PROBLEM STATEMENT
Reproduce each of the records below line for line, with no changes.

Dataset entries
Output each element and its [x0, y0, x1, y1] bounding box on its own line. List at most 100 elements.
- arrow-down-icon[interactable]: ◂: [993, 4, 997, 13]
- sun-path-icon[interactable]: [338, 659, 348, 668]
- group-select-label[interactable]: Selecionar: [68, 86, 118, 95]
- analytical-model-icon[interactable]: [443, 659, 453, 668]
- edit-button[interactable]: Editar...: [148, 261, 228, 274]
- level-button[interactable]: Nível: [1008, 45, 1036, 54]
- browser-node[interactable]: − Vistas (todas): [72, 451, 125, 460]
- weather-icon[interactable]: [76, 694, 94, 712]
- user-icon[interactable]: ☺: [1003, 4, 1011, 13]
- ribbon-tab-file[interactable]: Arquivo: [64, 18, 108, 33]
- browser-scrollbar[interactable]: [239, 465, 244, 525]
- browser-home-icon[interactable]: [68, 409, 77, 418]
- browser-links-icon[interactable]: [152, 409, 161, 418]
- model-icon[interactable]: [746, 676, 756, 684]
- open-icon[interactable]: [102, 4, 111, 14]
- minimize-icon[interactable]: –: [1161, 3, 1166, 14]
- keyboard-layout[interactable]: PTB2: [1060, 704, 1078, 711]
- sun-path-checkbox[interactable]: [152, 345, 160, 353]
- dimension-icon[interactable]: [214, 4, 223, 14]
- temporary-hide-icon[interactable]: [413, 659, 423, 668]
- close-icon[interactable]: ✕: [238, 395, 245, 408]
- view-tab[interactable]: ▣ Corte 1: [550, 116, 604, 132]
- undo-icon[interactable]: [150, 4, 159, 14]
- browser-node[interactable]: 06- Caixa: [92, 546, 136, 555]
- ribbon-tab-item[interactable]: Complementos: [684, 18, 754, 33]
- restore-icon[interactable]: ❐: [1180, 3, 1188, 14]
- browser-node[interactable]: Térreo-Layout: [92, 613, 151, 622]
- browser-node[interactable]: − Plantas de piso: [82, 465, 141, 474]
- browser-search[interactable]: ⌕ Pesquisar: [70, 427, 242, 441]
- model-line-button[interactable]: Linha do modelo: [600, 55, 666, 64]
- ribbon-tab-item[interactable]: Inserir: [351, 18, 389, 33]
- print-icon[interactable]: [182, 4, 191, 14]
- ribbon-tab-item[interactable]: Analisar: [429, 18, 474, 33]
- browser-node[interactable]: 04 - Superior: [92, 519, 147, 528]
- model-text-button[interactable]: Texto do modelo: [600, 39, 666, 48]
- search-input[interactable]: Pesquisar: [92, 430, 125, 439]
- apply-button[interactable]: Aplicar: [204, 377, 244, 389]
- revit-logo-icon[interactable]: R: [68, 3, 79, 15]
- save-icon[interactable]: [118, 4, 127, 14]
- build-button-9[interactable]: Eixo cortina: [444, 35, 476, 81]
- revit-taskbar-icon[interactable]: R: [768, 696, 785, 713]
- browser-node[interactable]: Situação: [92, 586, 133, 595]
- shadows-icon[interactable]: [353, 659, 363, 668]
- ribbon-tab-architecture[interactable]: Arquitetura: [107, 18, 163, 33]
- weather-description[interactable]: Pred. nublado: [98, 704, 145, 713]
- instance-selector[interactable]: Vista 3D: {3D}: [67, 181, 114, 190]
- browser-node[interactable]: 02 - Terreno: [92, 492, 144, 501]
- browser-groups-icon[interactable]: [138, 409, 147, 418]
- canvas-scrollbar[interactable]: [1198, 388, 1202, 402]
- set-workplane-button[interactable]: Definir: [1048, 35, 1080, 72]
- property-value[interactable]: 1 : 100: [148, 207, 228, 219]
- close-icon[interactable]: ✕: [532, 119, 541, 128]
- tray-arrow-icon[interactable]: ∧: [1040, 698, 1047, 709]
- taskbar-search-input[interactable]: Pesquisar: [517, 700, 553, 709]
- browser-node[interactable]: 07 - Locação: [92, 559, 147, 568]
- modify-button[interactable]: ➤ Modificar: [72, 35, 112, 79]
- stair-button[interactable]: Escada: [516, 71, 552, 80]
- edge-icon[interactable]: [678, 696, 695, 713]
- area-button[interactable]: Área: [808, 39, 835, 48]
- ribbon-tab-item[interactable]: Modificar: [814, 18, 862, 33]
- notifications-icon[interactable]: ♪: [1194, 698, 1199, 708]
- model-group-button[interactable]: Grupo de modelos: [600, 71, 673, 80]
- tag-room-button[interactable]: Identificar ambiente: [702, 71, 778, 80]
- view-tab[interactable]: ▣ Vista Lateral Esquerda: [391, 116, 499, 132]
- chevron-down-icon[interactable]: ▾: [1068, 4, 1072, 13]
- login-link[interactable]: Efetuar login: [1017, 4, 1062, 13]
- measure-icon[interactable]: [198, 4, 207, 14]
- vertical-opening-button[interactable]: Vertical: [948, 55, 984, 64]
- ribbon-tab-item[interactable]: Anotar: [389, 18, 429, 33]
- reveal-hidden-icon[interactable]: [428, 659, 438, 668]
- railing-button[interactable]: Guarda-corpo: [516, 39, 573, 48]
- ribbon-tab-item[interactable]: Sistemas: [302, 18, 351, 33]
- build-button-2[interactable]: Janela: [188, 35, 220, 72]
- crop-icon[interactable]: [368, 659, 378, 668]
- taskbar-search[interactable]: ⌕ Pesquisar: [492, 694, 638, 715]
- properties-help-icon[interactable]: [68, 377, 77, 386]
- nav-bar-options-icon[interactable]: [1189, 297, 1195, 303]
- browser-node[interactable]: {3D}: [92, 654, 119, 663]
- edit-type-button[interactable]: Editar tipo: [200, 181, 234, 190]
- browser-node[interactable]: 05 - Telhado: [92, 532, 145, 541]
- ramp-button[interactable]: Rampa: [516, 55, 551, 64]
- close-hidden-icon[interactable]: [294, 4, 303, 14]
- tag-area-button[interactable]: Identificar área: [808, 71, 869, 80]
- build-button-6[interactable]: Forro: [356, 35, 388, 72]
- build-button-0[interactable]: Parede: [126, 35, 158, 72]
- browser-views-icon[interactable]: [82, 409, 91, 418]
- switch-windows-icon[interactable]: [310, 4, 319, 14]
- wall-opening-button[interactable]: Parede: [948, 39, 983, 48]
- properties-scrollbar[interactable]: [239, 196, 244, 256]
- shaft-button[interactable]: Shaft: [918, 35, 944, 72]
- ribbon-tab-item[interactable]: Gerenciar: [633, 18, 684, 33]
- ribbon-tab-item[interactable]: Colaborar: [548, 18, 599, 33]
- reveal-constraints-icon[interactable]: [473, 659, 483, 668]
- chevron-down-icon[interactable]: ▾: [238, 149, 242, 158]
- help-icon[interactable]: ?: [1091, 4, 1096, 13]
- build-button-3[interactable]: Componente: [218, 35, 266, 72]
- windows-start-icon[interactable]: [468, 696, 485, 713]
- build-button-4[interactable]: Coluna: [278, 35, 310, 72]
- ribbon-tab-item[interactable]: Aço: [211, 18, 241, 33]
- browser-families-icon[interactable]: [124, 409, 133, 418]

OUTPUT FOR THIS TASK
Output each element and its [x0, y0, x1, y1] bounding box on its own line. List at most 100 elements.
- arrow-down-icon[interactable]: ◂: [993, 4, 997, 13]
- sun-path-icon[interactable]: [338, 659, 348, 668]
- group-select-label[interactable]: Selecionar: [68, 86, 118, 95]
- analytical-model-icon[interactable]: [443, 659, 453, 668]
- edit-button[interactable]: Editar...: [148, 261, 228, 274]
- level-button[interactable]: Nível: [1008, 45, 1036, 54]
- browser-node[interactable]: − Vistas (todas): [72, 451, 125, 460]
- weather-icon[interactable]: [76, 694, 94, 712]
- user-icon[interactable]: ☺: [1003, 4, 1011, 13]
- ribbon-tab-file[interactable]: Arquivo: [64, 18, 108, 33]
- browser-scrollbar[interactable]: [239, 465, 244, 525]
- browser-home-icon[interactable]: [68, 409, 77, 418]
- browser-links-icon[interactable]: [152, 409, 161, 418]
- model-icon[interactable]: [746, 676, 756, 684]
- open-icon[interactable]: [102, 4, 111, 14]
- minimize-icon[interactable]: –: [1161, 3, 1166, 14]
- keyboard-layout[interactable]: PTB2: [1060, 704, 1078, 711]
- sun-path-checkbox[interactable]: [152, 345, 160, 353]
- dimension-icon[interactable]: [214, 4, 223, 14]
- temporary-hide-icon[interactable]: [413, 659, 423, 668]
- close-icon[interactable]: ✕: [238, 395, 245, 408]
- view-tab[interactable]: ▣ Corte 1: [550, 116, 604, 132]
- undo-icon[interactable]: [150, 4, 159, 14]
- browser-node[interactable]: 06- Caixa: [92, 546, 136, 555]
- ribbon-tab-item[interactable]: Complementos: [684, 18, 754, 33]
- restore-icon[interactable]: ❐: [1180, 3, 1188, 14]
- browser-node[interactable]: Térreo-Layout: [92, 613, 151, 622]
- browser-node[interactable]: − Plantas de piso: [82, 465, 141, 474]
- browser-search[interactable]: ⌕ Pesquisar: [70, 427, 242, 441]
- model-line-button[interactable]: Linha do modelo: [600, 55, 666, 64]
- ribbon-tab-item[interactable]: Inserir: [351, 18, 389, 33]
- print-icon[interactable]: [182, 4, 191, 14]
- ribbon-tab-item[interactable]: Analisar: [429, 18, 474, 33]
- browser-node[interactable]: 04 - Superior: [92, 519, 147, 528]
- model-text-button[interactable]: Texto do modelo: [600, 39, 666, 48]
- search-input[interactable]: Pesquisar: [92, 430, 125, 439]
- apply-button[interactable]: Aplicar: [204, 377, 244, 389]
- revit-logo-icon[interactable]: R: [68, 3, 79, 15]
- save-icon[interactable]: [118, 4, 127, 14]
- build-button-9[interactable]: Eixo cortina: [444, 35, 476, 81]
- revit-taskbar-icon[interactable]: R: [768, 696, 785, 713]
- browser-node[interactable]: Situação: [92, 586, 133, 595]
- shadows-icon[interactable]: [353, 659, 363, 668]
- ribbon-tab-architecture[interactable]: Arquitetura: [107, 18, 163, 33]
- weather-description[interactable]: Pred. nublado: [98, 704, 145, 713]
- instance-selector[interactable]: Vista 3D: {3D}: [67, 181, 114, 190]
- browser-node[interactable]: 02 - Terreno: [92, 492, 144, 501]
- browser-groups-icon[interactable]: [138, 409, 147, 418]
- canvas-scrollbar[interactable]: [1198, 388, 1202, 402]
- set-workplane-button[interactable]: Definir: [1048, 35, 1080, 72]
- property-value[interactable]: 1 : 100: [148, 207, 228, 219]
- close-icon[interactable]: ✕: [532, 119, 541, 128]
- tray-arrow-icon[interactable]: ∧: [1040, 698, 1047, 709]
- taskbar-search-input[interactable]: Pesquisar: [517, 700, 553, 709]
- browser-node[interactable]: 07 - Locação: [92, 559, 147, 568]
- modify-button[interactable]: ➤ Modificar: [72, 35, 112, 79]
- stair-button[interactable]: Escada: [516, 71, 552, 80]
- edge-icon[interactable]: [678, 696, 695, 713]
- area-button[interactable]: Área: [808, 39, 835, 48]
- ribbon-tab-item[interactable]: Modificar: [814, 18, 862, 33]
- notifications-icon[interactable]: ♪: [1194, 698, 1199, 708]
- model-group-button[interactable]: Grupo de modelos: [600, 71, 673, 80]
- tag-room-button[interactable]: Identificar ambiente: [702, 71, 778, 80]
- view-tab[interactable]: ▣ Vista Lateral Esquerda: [391, 116, 499, 132]
- chevron-down-icon[interactable]: ▾: [1068, 4, 1072, 13]
- login-link[interactable]: Efetuar login: [1017, 4, 1062, 13]
- measure-icon[interactable]: [198, 4, 207, 14]
- vertical-opening-button[interactable]: Vertical: [948, 55, 984, 64]
- ribbon-tab-item[interactable]: Anotar: [389, 18, 429, 33]
- reveal-hidden-icon[interactable]: [428, 659, 438, 668]
- railing-button[interactable]: Guarda-corpo: [516, 39, 573, 48]
- ribbon-tab-item[interactable]: Sistemas: [302, 18, 351, 33]
- build-button-2[interactable]: Janela: [188, 35, 220, 72]
- crop-icon[interactable]: [368, 659, 378, 668]
- taskbar-search[interactable]: ⌕ Pesquisar: [492, 694, 638, 715]
- properties-help-icon[interactable]: [68, 377, 77, 386]
- nav-bar-options-icon[interactable]: [1189, 297, 1195, 303]
- browser-node[interactable]: {3D}: [92, 654, 119, 663]
- edit-type-button[interactable]: Editar tipo: [200, 181, 234, 190]
- browser-node[interactable]: 05 - Telhado: [92, 532, 145, 541]
- ramp-button[interactable]: Rampa: [516, 55, 551, 64]
- close-hidden-icon[interactable]: [294, 4, 303, 14]
- tag-area-button[interactable]: Identificar área: [808, 71, 869, 80]
- build-button-6[interactable]: Forro: [356, 35, 388, 72]
- build-button-0[interactable]: Parede: [126, 35, 158, 72]
- browser-views-icon[interactable]: [82, 409, 91, 418]
- switch-windows-icon[interactable]: [310, 4, 319, 14]
- wall-opening-button[interactable]: Parede: [948, 39, 983, 48]
- properties-scrollbar[interactable]: [239, 196, 244, 256]
- shaft-button[interactable]: Shaft: [918, 35, 944, 72]
- ribbon-tab-item[interactable]: Gerenciar: [633, 18, 684, 33]
- ribbon-tab-item[interactable]: Colaborar: [548, 18, 599, 33]
- reveal-constraints-icon[interactable]: [473, 659, 483, 668]
- chevron-down-icon[interactable]: ▾: [238, 149, 242, 158]
- help-icon[interactable]: ?: [1091, 4, 1096, 13]
- build-button-3[interactable]: Componente: [218, 35, 266, 72]
- windows-start-icon[interactable]: [468, 696, 485, 713]
- build-button-4[interactable]: Coluna: [278, 35, 310, 72]
- ribbon-tab-item[interactable]: Aço: [211, 18, 241, 33]
- browser-families-icon[interactable]: [124, 409, 133, 418]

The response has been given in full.